Data records
------------------------------
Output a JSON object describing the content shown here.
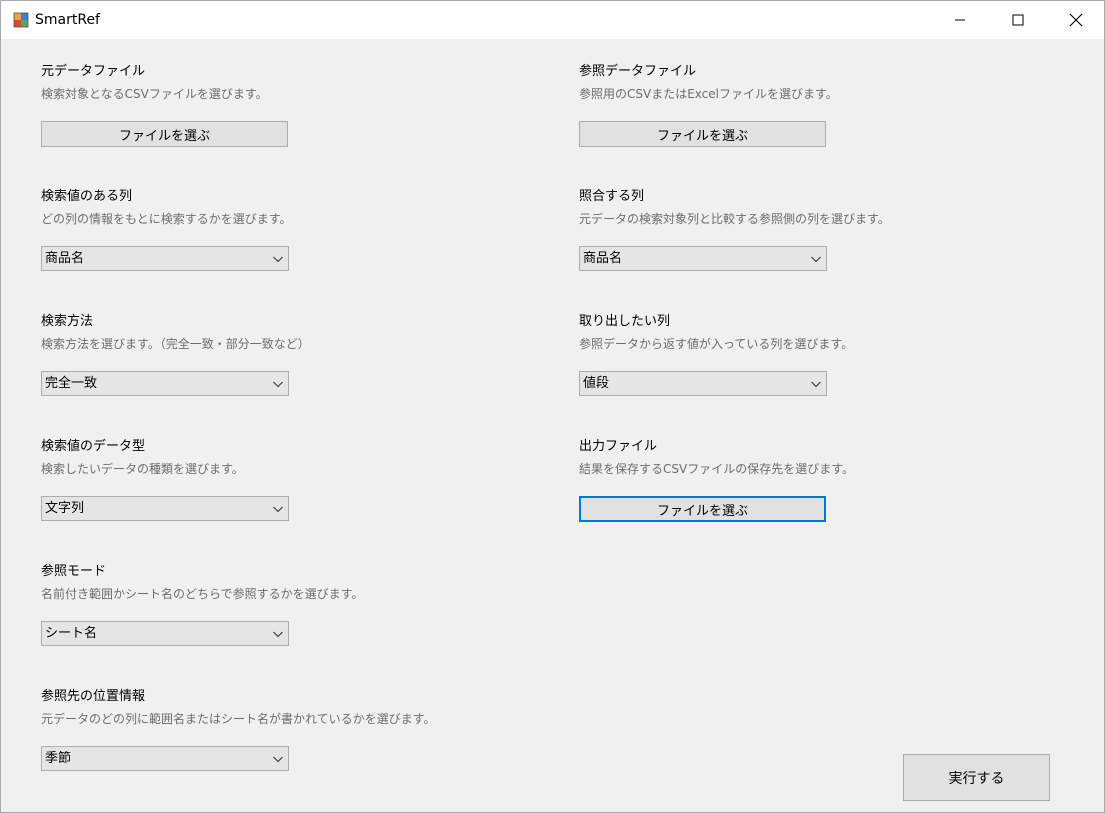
{
  "window": {
    "title": "SmartRef"
  },
  "left": {
    "source_file": {
      "label": "元データファイル",
      "desc": "検索対象となるCSVファイルを選びます。",
      "button": "ファイルを選ぶ"
    },
    "search_column": {
      "label": "検索値のある列",
      "desc": "どの列の情報をもとに検索するかを選びます。",
      "value": "商品名"
    },
    "search_method": {
      "label": "検索方法",
      "desc": "検索方法を選びます。（完全一致・部分一致など）",
      "value": "完全一致"
    },
    "data_type": {
      "label": "検索値のデータ型",
      "desc": "検索したいデータの種類を選びます。",
      "value": "文字列"
    },
    "ref_mode": {
      "label": "参照モード",
      "desc": "名前付き範囲かシート名のどちらで参照するかを選びます。",
      "value": "シート名"
    },
    "ref_location": {
      "label": "参照先の位置情報",
      "desc": "元データのどの列に範囲名またはシート名が書かれているかを選びます。",
      "value": "季節"
    }
  },
  "right": {
    "ref_file": {
      "label": "参照データファイル",
      "desc": "参照用のCSVまたはExcelファイルを選びます。",
      "button": "ファイルを選ぶ"
    },
    "match_column": {
      "label": "照合する列",
      "desc": "元データの検索対象列と比較する参照側の列を選びます。",
      "value": "商品名"
    },
    "extract_column": {
      "label": "取り出したい列",
      "desc": "参照データから返す値が入っている列を選びます。",
      "value": "値段"
    },
    "output_file": {
      "label": "出力ファイル",
      "desc": "結果を保存するCSVファイルの保存先を選びます。",
      "button": "ファイルを選ぶ"
    }
  },
  "actions": {
    "execute": "実行する"
  },
  "colors": {
    "background": "#f0f0f0",
    "focus_border": "#0078d7",
    "desc_text": "#6d6d6d"
  }
}
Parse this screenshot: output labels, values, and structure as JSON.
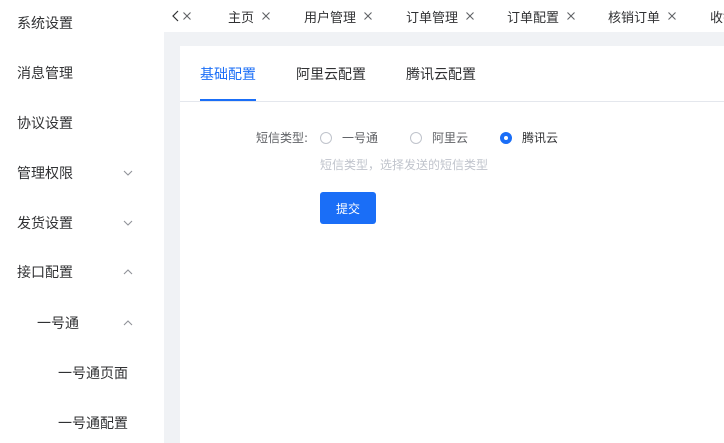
{
  "sidebar": {
    "items": [
      {
        "label": "系统设置"
      },
      {
        "label": "消息管理"
      },
      {
        "label": "协议设置"
      },
      {
        "label": "管理权限"
      },
      {
        "label": "发货设置"
      },
      {
        "label": "接口配置"
      },
      {
        "label": "一号通"
      },
      {
        "label": "一号通页面"
      },
      {
        "label": "一号通配置"
      }
    ]
  },
  "tabs": [
    {
      "label": "主页"
    },
    {
      "label": "用户管理"
    },
    {
      "label": "订单管理"
    },
    {
      "label": "订单配置"
    },
    {
      "label": "核销订单"
    },
    {
      "label": "收银"
    }
  ],
  "config": {
    "subtabs": [
      {
        "label": "基础配置"
      },
      {
        "label": "阿里云配置"
      },
      {
        "label": "腾讯云配置"
      }
    ],
    "active_subtab": "基础配置",
    "sms_type_label": "短信类型:",
    "options": [
      {
        "label": "一号通"
      },
      {
        "label": "阿里云"
      },
      {
        "label": "腾讯云"
      }
    ],
    "selected_option": "腾讯云",
    "hint": "短信类型，选择发送的短信类型",
    "submit_label": "提交"
  },
  "colors": {
    "accent": "#1a6ef7",
    "background": "#f0f2f5"
  }
}
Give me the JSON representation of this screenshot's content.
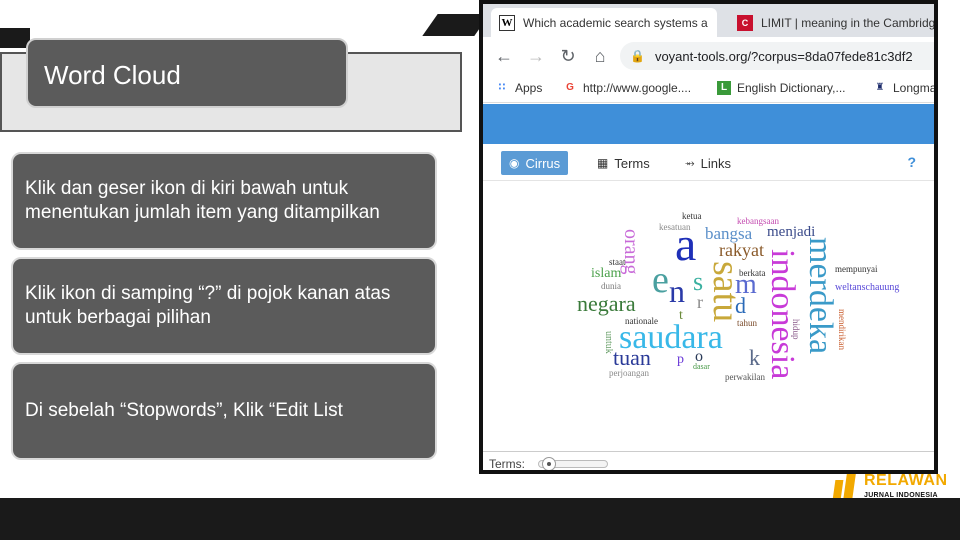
{
  "slide": {
    "title": "Word Cloud",
    "bullets": [
      "Klik dan geser ikon di kiri bawah untuk menentukan jumlah item yang ditampilkan",
      "Klik ikon di samping “?” di pojok kanan atas untuk berbagai pilihan",
      "Di sebelah “Stopwords”, Klik “Edit List"
    ]
  },
  "browser": {
    "tabs": [
      {
        "favicon": "W",
        "label": "Which academic search systems a"
      },
      {
        "favicon": "C",
        "label": "LIMIT | meaning in the Cambridge"
      }
    ],
    "url": "voyant-tools.org/?corpus=8da07fede81c3df2",
    "bookmarks": [
      {
        "icon": "apps-grid-icon",
        "label": "Apps"
      },
      {
        "icon": "google-icon",
        "label": "http://www.google...."
      },
      {
        "icon": "L",
        "label": "English Dictionary,..."
      },
      {
        "icon": "longman-icon",
        "label": "Longma"
      }
    ]
  },
  "voyant": {
    "tabs": [
      {
        "label": "Cirrus",
        "icon": "eye-icon",
        "active": true
      },
      {
        "label": "Terms",
        "icon": "table-icon",
        "active": false
      },
      {
        "label": "Links",
        "icon": "share-icon",
        "active": false
      }
    ],
    "help": "?",
    "terms_label": "Terms:",
    "terms_slider_fraction": 0.05
  },
  "word_cloud": {
    "words": [
      {
        "text": "ketua",
        "color": "#333333"
      },
      {
        "text": "kesatuan",
        "color": "#8a8a8a"
      },
      {
        "text": "kebangsaan",
        "color": "#c44bb0"
      },
      {
        "text": "bangsa",
        "color": "#5b8fc9"
      },
      {
        "text": "menjadi",
        "color": "#3a4a8a"
      },
      {
        "text": "staat",
        "color": "#333333"
      },
      {
        "text": "a",
        "color": "#1e2fb8"
      },
      {
        "text": "rakyat",
        "color": "#8a5a2a"
      },
      {
        "text": "islam",
        "color": "#4aa04a"
      },
      {
        "text": "dunia",
        "color": "#7a7a7a"
      },
      {
        "text": "orang",
        "color": "#c86ad8"
      },
      {
        "text": "e",
        "color": "#4aa0a0"
      },
      {
        "text": "n",
        "color": "#2a3aa8"
      },
      {
        "text": "s",
        "color": "#3ab0a0"
      },
      {
        "text": "satu",
        "color": "#c8a83a"
      },
      {
        "text": "m",
        "color": "#5a6ad0"
      },
      {
        "text": "berkata",
        "color": "#333333"
      },
      {
        "text": "indonesia",
        "color": "#c83ad8"
      },
      {
        "text": "merdeka",
        "color": "#3a9ac8"
      },
      {
        "text": "mempunyai",
        "color": "#333333"
      },
      {
        "text": "weltanschauung",
        "color": "#5a4ad8"
      },
      {
        "text": "negara",
        "color": "#3a7a3a"
      },
      {
        "text": "r",
        "color": "#8a8a8a"
      },
      {
        "text": "d",
        "color": "#2a6ab8"
      },
      {
        "text": "nationale",
        "color": "#333333"
      },
      {
        "text": "t",
        "color": "#6a8a3a"
      },
      {
        "text": "tahun",
        "color": "#7a4a2a"
      },
      {
        "text": "saudara",
        "color": "#38b8e8"
      },
      {
        "text": "k",
        "color": "#5a6a8a"
      },
      {
        "text": "untuk",
        "color": "#6aa06a"
      },
      {
        "text": "tuan",
        "color": "#2a3a98"
      },
      {
        "text": "p",
        "color": "#6a3ad8"
      },
      {
        "text": "o",
        "color": "#2a3a58"
      },
      {
        "text": "dasar",
        "color": "#4a9a4a"
      },
      {
        "text": "perjoangan",
        "color": "#8a8a8a"
      },
      {
        "text": "perwakilan",
        "color": "#555555"
      },
      {
        "text": "mendirikan",
        "color": "#c85a2a"
      },
      {
        "text": "hidup",
        "color": "#8a5a8a"
      }
    ]
  },
  "logo": {
    "name": "RELAWAN",
    "subtitle": "JURNAL INDONESIA",
    "color": "#f2a900"
  }
}
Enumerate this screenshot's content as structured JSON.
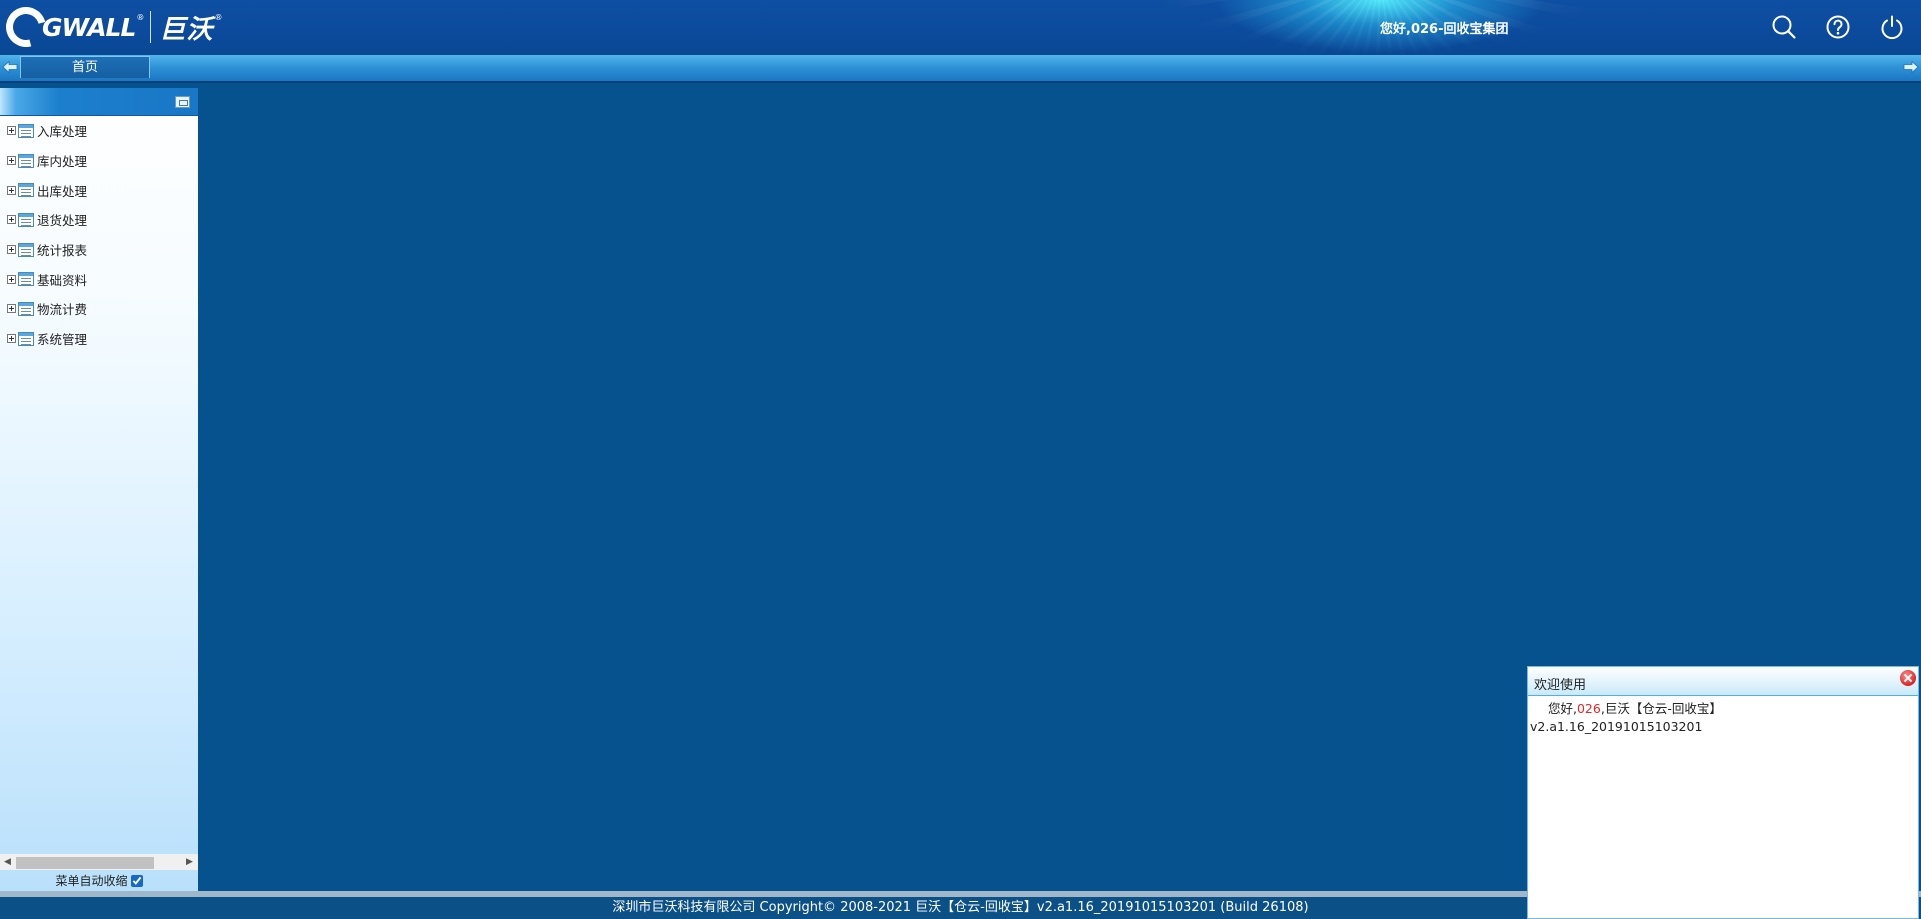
{
  "header": {
    "logo_text": "GWALL",
    "logo_cn": "巨沃",
    "greeting": "您好,026-回收宝集团",
    "icons": [
      "search-icon",
      "help-icon",
      "power-icon"
    ]
  },
  "tabs": [
    {
      "label": "首页"
    }
  ],
  "menu": {
    "items": [
      {
        "label": "入库处理"
      },
      {
        "label": "库内处理"
      },
      {
        "label": "出库处理"
      },
      {
        "label": "退货处理"
      },
      {
        "label": "统计报表"
      },
      {
        "label": "基础资料"
      },
      {
        "label": "物流计费"
      },
      {
        "label": "系统管理"
      }
    ],
    "auto_collapse_label": "菜单自动收缩",
    "auto_collapse_checked": true
  },
  "footer": {
    "text": "深圳市巨沃科技有限公司 Copyright© 2008-2021 巨沃【仓云-回收宝】v2.a1.16_20191015103201 (Build 26108)"
  },
  "welcome": {
    "title": "欢迎使用",
    "greeting_prefix": "您好,",
    "user_code": "026",
    "greeting_suffix": ",巨沃【仓云-回收宝】",
    "version": "v2.a1.16_20191015103201"
  },
  "colors": {
    "background": "#06528e",
    "highlight": "#e2262b"
  }
}
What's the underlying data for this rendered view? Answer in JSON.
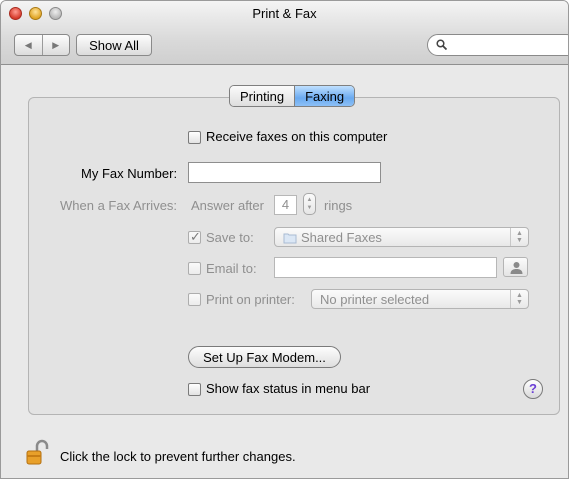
{
  "window": {
    "title": "Print & Fax"
  },
  "toolbar": {
    "show_all_label": "Show All",
    "back_icon": "◀",
    "forward_icon": "▶",
    "search_placeholder": ""
  },
  "tabs": [
    {
      "label": "Printing",
      "selected": false
    },
    {
      "label": "Faxing",
      "selected": true
    }
  ],
  "faxing": {
    "receive_faxes_label": "Receive faxes on this computer",
    "receive_faxes_checked": false,
    "my_fax_number_label": "My Fax Number:",
    "my_fax_number_value": "",
    "when_fax_arrives_label": "When a Fax Arrives:",
    "answer_after_label": "Answer after",
    "rings_value": "4",
    "rings_label": "rings",
    "save_to_label": "Save to:",
    "save_to_checked": true,
    "save_to_value": "Shared Faxes",
    "email_to_label": "Email to:",
    "email_to_checked": false,
    "email_to_value": "",
    "print_on_printer_label": "Print on printer:",
    "print_on_printer_checked": false,
    "print_on_printer_value": "No printer selected",
    "setup_fax_modem_label": "Set Up Fax Modem...",
    "show_fax_status_label": "Show fax status in menu bar",
    "show_fax_status_checked": false,
    "help_label": "?"
  },
  "footer": {
    "lock_text": "Click the lock to prevent further changes."
  },
  "colors": {
    "accent": "#6aaaf0",
    "disabled_text": "#8f8f8f"
  }
}
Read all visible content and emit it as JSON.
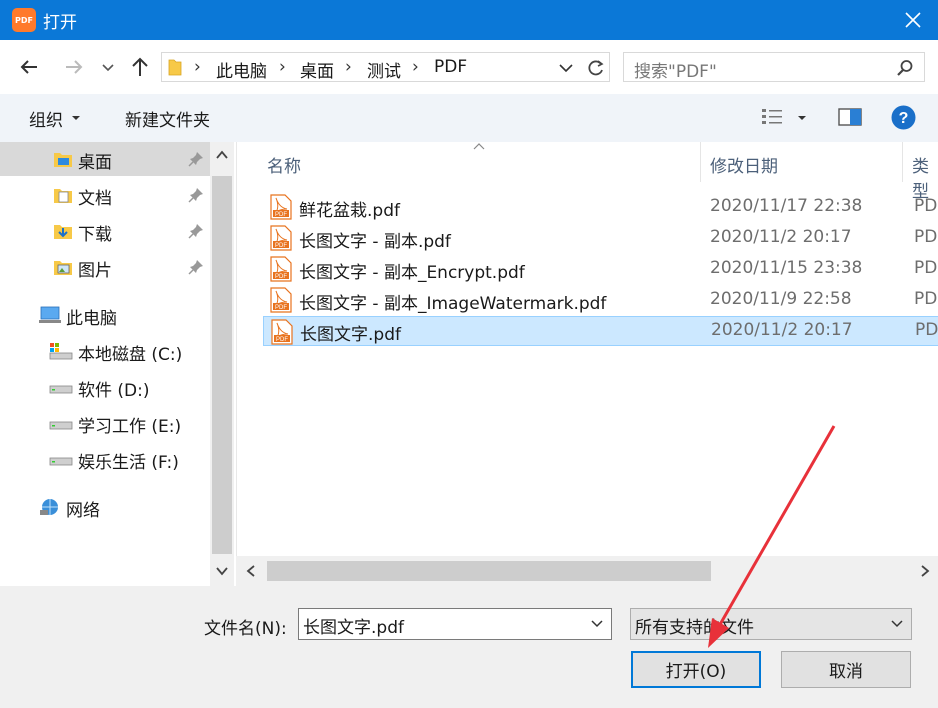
{
  "window": {
    "title": "打开",
    "app_icon_text": "PDF"
  },
  "navigation": {
    "breadcrumbs": [
      "此电脑",
      "桌面",
      "测试",
      "PDF"
    ],
    "search_placeholder": "搜索\"PDF\""
  },
  "toolbar": {
    "organize_label": "组织",
    "new_folder_label": "新建文件夹"
  },
  "sidebar": {
    "quick_access": [
      {
        "label": "桌面",
        "icon": "desktop-folder-icon",
        "selected": true
      },
      {
        "label": "文档",
        "icon": "documents-folder-icon"
      },
      {
        "label": "下载",
        "icon": "downloads-folder-icon"
      },
      {
        "label": "图片",
        "icon": "pictures-folder-icon"
      }
    ],
    "this_pc": "此电脑",
    "drives": [
      {
        "label": "本地磁盘 (C:)",
        "icon": "system-drive-icon"
      },
      {
        "label": "软件 (D:)",
        "icon": "drive-icon"
      },
      {
        "label": "学习工作 (E:)",
        "icon": "drive-icon"
      },
      {
        "label": "娱乐生活 (F:)",
        "icon": "drive-icon"
      }
    ],
    "network": "网络"
  },
  "file_list": {
    "columns": {
      "name": "名称",
      "modified": "修改日期",
      "type": "类型"
    },
    "files": [
      {
        "name": "鲜花盆栽.pdf",
        "modified": "2020/11/17 22:38",
        "type": "PD"
      },
      {
        "name": "长图文字 - 副本.pdf",
        "modified": "2020/11/2 20:17",
        "type": "PD"
      },
      {
        "name": "长图文字 - 副本_Encrypt.pdf",
        "modified": "2020/11/15 23:38",
        "type": "PD"
      },
      {
        "name": "长图文字 - 副本_ImageWatermark.pdf",
        "modified": "2020/11/9 22:58",
        "type": "PD"
      },
      {
        "name": "长图文字.pdf",
        "modified": "2020/11/2 20:17",
        "type": "PD",
        "selected": true
      }
    ]
  },
  "footer": {
    "filename_label": "文件名(N):",
    "filename_value": "长图文字.pdf",
    "filter_value": "所有支持的文件",
    "open_button": "打开(O)",
    "cancel_button": "取消"
  },
  "colors": {
    "titlebar": "#0b78d7",
    "selection": "#cce8ff",
    "accent": "#0078d7",
    "annotation_arrow": "#e8313a"
  }
}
------------------------------
Count every line bearing the word "content"; report the total only.

* _Response to this exercise_: 4